## Start Material for this task

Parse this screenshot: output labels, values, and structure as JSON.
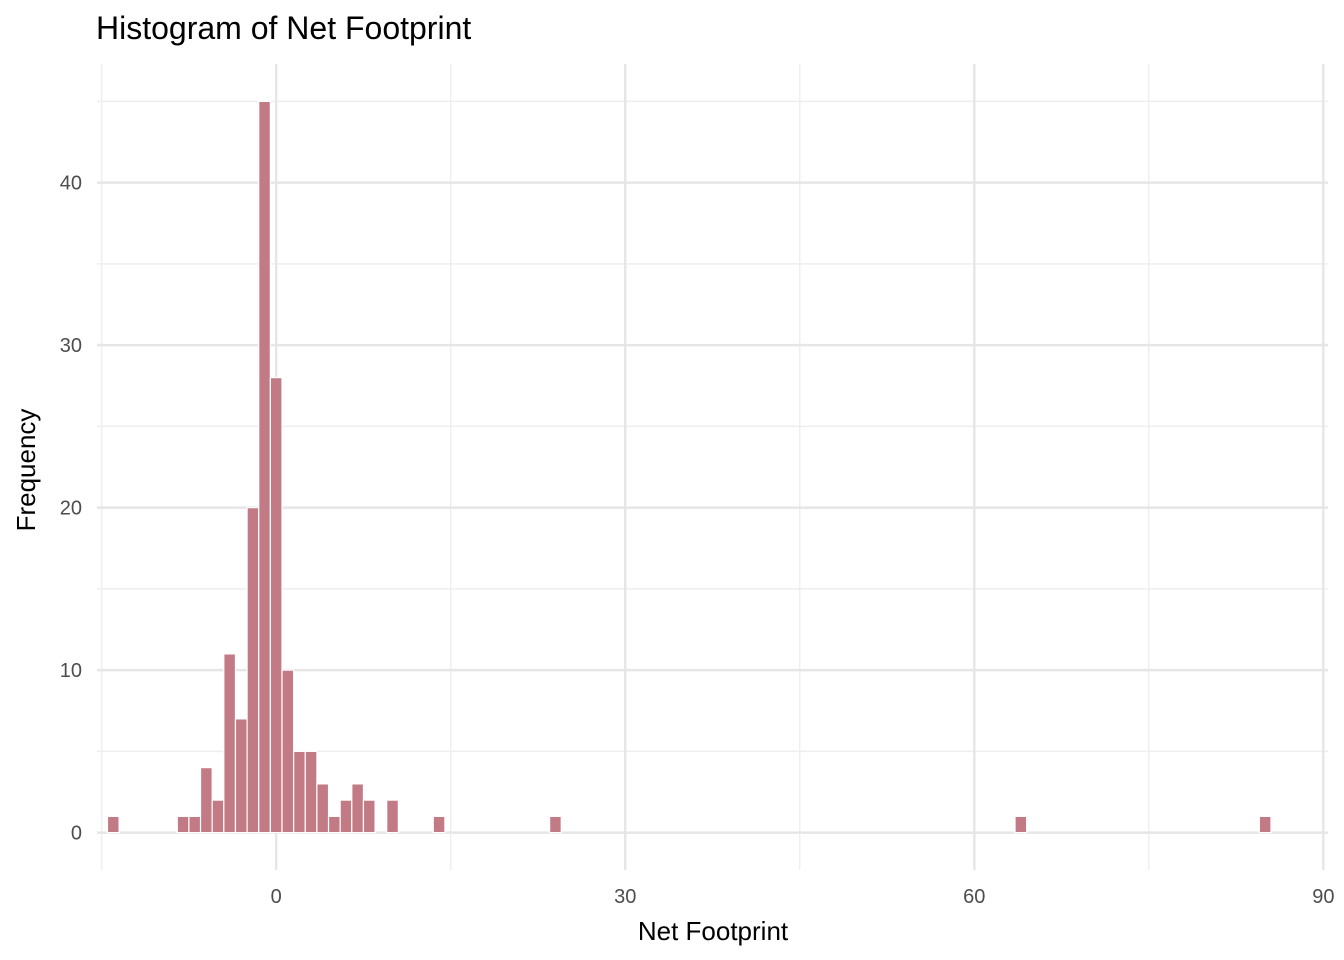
{
  "chart_data": {
    "type": "histogram",
    "title": "Histogram of Net Footprint",
    "xlabel": "Net Footprint",
    "ylabel": "Frequency",
    "bin_width": 1,
    "x_range": [
      -15.4,
      90.4
    ],
    "y_range": [
      -2.3,
      47.3
    ],
    "x_ticks": [
      0,
      30,
      60,
      90
    ],
    "x_tick_labels": [
      "0",
      "30",
      "60",
      "90"
    ],
    "x_minor_ticks": [
      -15,
      15,
      45,
      75
    ],
    "y_ticks": [
      0,
      10,
      20,
      30,
      40
    ],
    "y_tick_labels": [
      "0",
      "10",
      "20",
      "30",
      "40"
    ],
    "y_minor_ticks": [
      5,
      15,
      25,
      35,
      45
    ],
    "bar_color": "#c27a85",
    "bar_edge_color": "#ffffff",
    "bins": [
      {
        "x": -14,
        "count": 1
      },
      {
        "x": -8,
        "count": 1
      },
      {
        "x": -7,
        "count": 1
      },
      {
        "x": -6,
        "count": 4
      },
      {
        "x": -5,
        "count": 2
      },
      {
        "x": -4,
        "count": 11
      },
      {
        "x": -3,
        "count": 7
      },
      {
        "x": -2,
        "count": 20
      },
      {
        "x": -1,
        "count": 45
      },
      {
        "x": 0,
        "count": 28
      },
      {
        "x": 1,
        "count": 10
      },
      {
        "x": 2,
        "count": 5
      },
      {
        "x": 3,
        "count": 5
      },
      {
        "x": 4,
        "count": 3
      },
      {
        "x": 5,
        "count": 1
      },
      {
        "x": 6,
        "count": 2
      },
      {
        "x": 7,
        "count": 3
      },
      {
        "x": 8,
        "count": 2
      },
      {
        "x": 10,
        "count": 2
      },
      {
        "x": 14,
        "count": 1
      },
      {
        "x": 24,
        "count": 1
      },
      {
        "x": 64,
        "count": 1
      },
      {
        "x": 85,
        "count": 1
      }
    ],
    "grid": true,
    "legend": "none"
  }
}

## End Material for this task

*Task details*
Return the entries unchanged, save for the pictures, which do not belong in the copy.

*Final result*
Parse this screenshot: output labels, values, and structure as JSON.
{
  "chart_data": {
    "type": "histogram",
    "title": "Histogram of Net Footprint",
    "xlabel": "Net Footprint",
    "ylabel": "Frequency",
    "bin_width": 1,
    "x_range": [
      -15.4,
      90.4
    ],
    "y_range": [
      -2.3,
      47.3
    ],
    "x_ticks": [
      0,
      30,
      60,
      90
    ],
    "x_tick_labels": [
      "0",
      "30",
      "60",
      "90"
    ],
    "x_minor_ticks": [
      -15,
      15,
      45,
      75
    ],
    "y_ticks": [
      0,
      10,
      20,
      30,
      40
    ],
    "y_tick_labels": [
      "0",
      "10",
      "20",
      "30",
      "40"
    ],
    "y_minor_ticks": [
      5,
      15,
      25,
      35,
      45
    ],
    "bar_color": "#c27a85",
    "bar_edge_color": "#ffffff",
    "bins": [
      {
        "x": -14,
        "count": 1
      },
      {
        "x": -8,
        "count": 1
      },
      {
        "x": -7,
        "count": 1
      },
      {
        "x": -6,
        "count": 4
      },
      {
        "x": -5,
        "count": 2
      },
      {
        "x": -4,
        "count": 11
      },
      {
        "x": -3,
        "count": 7
      },
      {
        "x": -2,
        "count": 20
      },
      {
        "x": -1,
        "count": 45
      },
      {
        "x": 0,
        "count": 28
      },
      {
        "x": 1,
        "count": 10
      },
      {
        "x": 2,
        "count": 5
      },
      {
        "x": 3,
        "count": 5
      },
      {
        "x": 4,
        "count": 3
      },
      {
        "x": 5,
        "count": 1
      },
      {
        "x": 6,
        "count": 2
      },
      {
        "x": 7,
        "count": 3
      },
      {
        "x": 8,
        "count": 2
      },
      {
        "x": 10,
        "count": 2
      },
      {
        "x": 14,
        "count": 1
      },
      {
        "x": 24,
        "count": 1
      },
      {
        "x": 64,
        "count": 1
      },
      {
        "x": 85,
        "count": 1
      }
    ],
    "grid": true,
    "legend": "none"
  }
}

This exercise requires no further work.